STATED PROBLEM
Each entry below should be returned exactly as is, with the pictures removed.

TASK DATA
● ● ● ●

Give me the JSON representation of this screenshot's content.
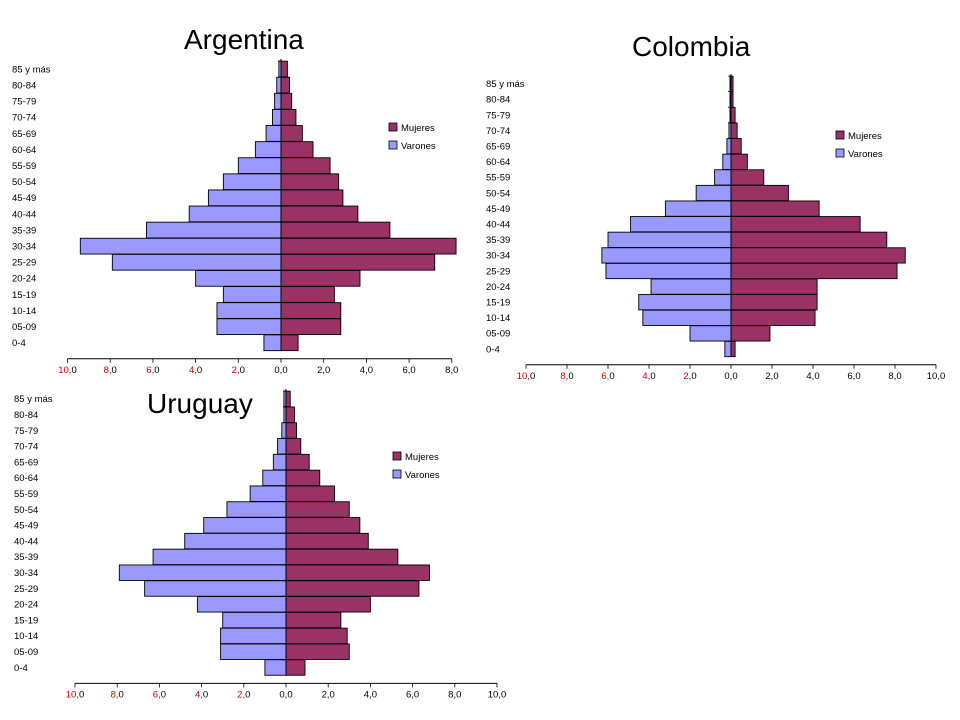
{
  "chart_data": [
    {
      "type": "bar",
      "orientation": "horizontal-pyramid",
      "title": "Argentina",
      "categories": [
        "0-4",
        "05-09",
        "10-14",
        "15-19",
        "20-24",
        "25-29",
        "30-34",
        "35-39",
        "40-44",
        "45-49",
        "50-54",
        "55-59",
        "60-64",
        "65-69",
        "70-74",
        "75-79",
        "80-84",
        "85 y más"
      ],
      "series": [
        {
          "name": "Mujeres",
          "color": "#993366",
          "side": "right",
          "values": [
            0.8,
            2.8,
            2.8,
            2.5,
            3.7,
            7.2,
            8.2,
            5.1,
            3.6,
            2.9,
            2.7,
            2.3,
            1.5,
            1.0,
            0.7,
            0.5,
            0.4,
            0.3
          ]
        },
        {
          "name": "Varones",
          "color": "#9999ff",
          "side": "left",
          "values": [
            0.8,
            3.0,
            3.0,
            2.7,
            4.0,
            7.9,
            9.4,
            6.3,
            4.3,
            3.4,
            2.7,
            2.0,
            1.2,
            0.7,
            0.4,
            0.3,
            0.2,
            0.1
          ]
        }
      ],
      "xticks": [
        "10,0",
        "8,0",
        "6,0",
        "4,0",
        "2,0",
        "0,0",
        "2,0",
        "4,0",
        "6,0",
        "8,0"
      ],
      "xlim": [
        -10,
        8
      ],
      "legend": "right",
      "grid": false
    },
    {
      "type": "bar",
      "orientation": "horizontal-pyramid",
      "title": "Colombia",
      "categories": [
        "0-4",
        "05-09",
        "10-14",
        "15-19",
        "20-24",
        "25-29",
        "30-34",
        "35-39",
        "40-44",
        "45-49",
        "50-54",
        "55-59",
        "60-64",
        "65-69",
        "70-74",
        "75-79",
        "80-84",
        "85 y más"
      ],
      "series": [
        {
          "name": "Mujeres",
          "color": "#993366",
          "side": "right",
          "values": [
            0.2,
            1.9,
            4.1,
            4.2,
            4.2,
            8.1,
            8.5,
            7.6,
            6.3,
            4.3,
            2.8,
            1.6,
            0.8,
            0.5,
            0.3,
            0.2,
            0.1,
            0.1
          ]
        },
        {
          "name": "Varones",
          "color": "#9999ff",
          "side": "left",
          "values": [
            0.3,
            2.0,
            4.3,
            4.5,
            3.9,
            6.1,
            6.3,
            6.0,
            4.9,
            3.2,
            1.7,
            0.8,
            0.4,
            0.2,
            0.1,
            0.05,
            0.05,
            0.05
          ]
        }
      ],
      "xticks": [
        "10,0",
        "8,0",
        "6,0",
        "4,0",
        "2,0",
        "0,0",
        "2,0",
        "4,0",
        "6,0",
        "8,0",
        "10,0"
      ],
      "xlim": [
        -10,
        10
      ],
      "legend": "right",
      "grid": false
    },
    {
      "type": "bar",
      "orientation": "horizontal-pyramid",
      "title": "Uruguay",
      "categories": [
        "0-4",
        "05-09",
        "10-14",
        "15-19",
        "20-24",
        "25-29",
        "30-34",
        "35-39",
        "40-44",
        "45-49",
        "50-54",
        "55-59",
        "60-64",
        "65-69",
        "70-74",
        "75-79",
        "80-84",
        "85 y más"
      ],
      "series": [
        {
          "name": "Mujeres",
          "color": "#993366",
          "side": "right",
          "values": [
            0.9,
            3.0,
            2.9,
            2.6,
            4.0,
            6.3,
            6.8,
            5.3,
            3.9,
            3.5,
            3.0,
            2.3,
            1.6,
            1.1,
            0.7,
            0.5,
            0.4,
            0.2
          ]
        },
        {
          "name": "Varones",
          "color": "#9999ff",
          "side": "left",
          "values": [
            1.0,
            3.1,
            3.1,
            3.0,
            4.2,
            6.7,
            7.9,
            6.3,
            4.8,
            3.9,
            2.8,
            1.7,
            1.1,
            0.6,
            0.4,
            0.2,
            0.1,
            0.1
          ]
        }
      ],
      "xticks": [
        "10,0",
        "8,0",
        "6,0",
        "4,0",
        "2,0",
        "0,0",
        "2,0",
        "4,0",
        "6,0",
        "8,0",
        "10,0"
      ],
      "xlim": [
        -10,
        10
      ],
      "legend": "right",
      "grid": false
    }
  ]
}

● ● ● ●

RIGHT ANSWER
Give me the JSON representation of this screenshot's content.
{
  "chart_data": [
    {
      "type": "bar",
      "orientation": "horizontal-pyramid",
      "title": "Argentina",
      "categories": [
        "0-4",
        "05-09",
        "10-14",
        "15-19",
        "20-24",
        "25-29",
        "30-34",
        "35-39",
        "40-44",
        "45-49",
        "50-54",
        "55-59",
        "60-64",
        "65-69",
        "70-74",
        "75-79",
        "80-84",
        "85 y más"
      ],
      "series": [
        {
          "name": "Mujeres",
          "color": "#993366",
          "side": "right",
          "values": [
            0.8,
            2.8,
            2.8,
            2.5,
            3.7,
            7.2,
            8.2,
            5.1,
            3.6,
            2.9,
            2.7,
            2.3,
            1.5,
            1.0,
            0.7,
            0.5,
            0.4,
            0.3
          ]
        },
        {
          "name": "Varones",
          "color": "#9999ff",
          "side": "left",
          "values": [
            0.8,
            3.0,
            3.0,
            2.7,
            4.0,
            7.9,
            9.4,
            6.3,
            4.3,
            3.4,
            2.7,
            2.0,
            1.2,
            0.7,
            0.4,
            0.3,
            0.2,
            0.1
          ]
        }
      ],
      "xticks": [
        "10,0",
        "8,0",
        "6,0",
        "4,0",
        "2,0",
        "0,0",
        "2,0",
        "4,0",
        "6,0",
        "8,0"
      ],
      "xlim": [
        -10,
        8
      ],
      "legend": "right",
      "grid": false
    },
    {
      "type": "bar",
      "orientation": "horizontal-pyramid",
      "title": "Colombia",
      "categories": [
        "0-4",
        "05-09",
        "10-14",
        "15-19",
        "20-24",
        "25-29",
        "30-34",
        "35-39",
        "40-44",
        "45-49",
        "50-54",
        "55-59",
        "60-64",
        "65-69",
        "70-74",
        "75-79",
        "80-84",
        "85 y más"
      ],
      "series": [
        {
          "name": "Mujeres",
          "color": "#993366",
          "side": "right",
          "values": [
            0.2,
            1.9,
            4.1,
            4.2,
            4.2,
            8.1,
            8.5,
            7.6,
            6.3,
            4.3,
            2.8,
            1.6,
            0.8,
            0.5,
            0.3,
            0.2,
            0.1,
            0.1
          ]
        },
        {
          "name": "Varones",
          "color": "#9999ff",
          "side": "left",
          "values": [
            0.3,
            2.0,
            4.3,
            4.5,
            3.9,
            6.1,
            6.3,
            6.0,
            4.9,
            3.2,
            1.7,
            0.8,
            0.4,
            0.2,
            0.1,
            0.05,
            0.05,
            0.05
          ]
        }
      ],
      "xticks": [
        "10,0",
        "8,0",
        "6,0",
        "4,0",
        "2,0",
        "0,0",
        "2,0",
        "4,0",
        "6,0",
        "8,0",
        "10,0"
      ],
      "xlim": [
        -10,
        10
      ],
      "legend": "right",
      "grid": false
    },
    {
      "type": "bar",
      "orientation": "horizontal-pyramid",
      "title": "Uruguay",
      "categories": [
        "0-4",
        "05-09",
        "10-14",
        "15-19",
        "20-24",
        "25-29",
        "30-34",
        "35-39",
        "40-44",
        "45-49",
        "50-54",
        "55-59",
        "60-64",
        "65-69",
        "70-74",
        "75-79",
        "80-84",
        "85 y más"
      ],
      "series": [
        {
          "name": "Mujeres",
          "color": "#993366",
          "side": "right",
          "values": [
            0.9,
            3.0,
            2.9,
            2.6,
            4.0,
            6.3,
            6.8,
            5.3,
            3.9,
            3.5,
            3.0,
            2.3,
            1.6,
            1.1,
            0.7,
            0.5,
            0.4,
            0.2
          ]
        },
        {
          "name": "Varones",
          "color": "#9999ff",
          "side": "left",
          "values": [
            1.0,
            3.1,
            3.1,
            3.0,
            4.2,
            6.7,
            7.9,
            6.3,
            4.8,
            3.9,
            2.8,
            1.7,
            1.1,
            0.6,
            0.4,
            0.2,
            0.1,
            0.1
          ]
        }
      ],
      "xticks": [
        "10,0",
        "8,0",
        "6,0",
        "4,0",
        "2,0",
        "0,0",
        "2,0",
        "4,0",
        "6,0",
        "8,0",
        "10,0"
      ],
      "xlim": [
        -10,
        10
      ],
      "legend": "right",
      "grid": false
    }
  ]
}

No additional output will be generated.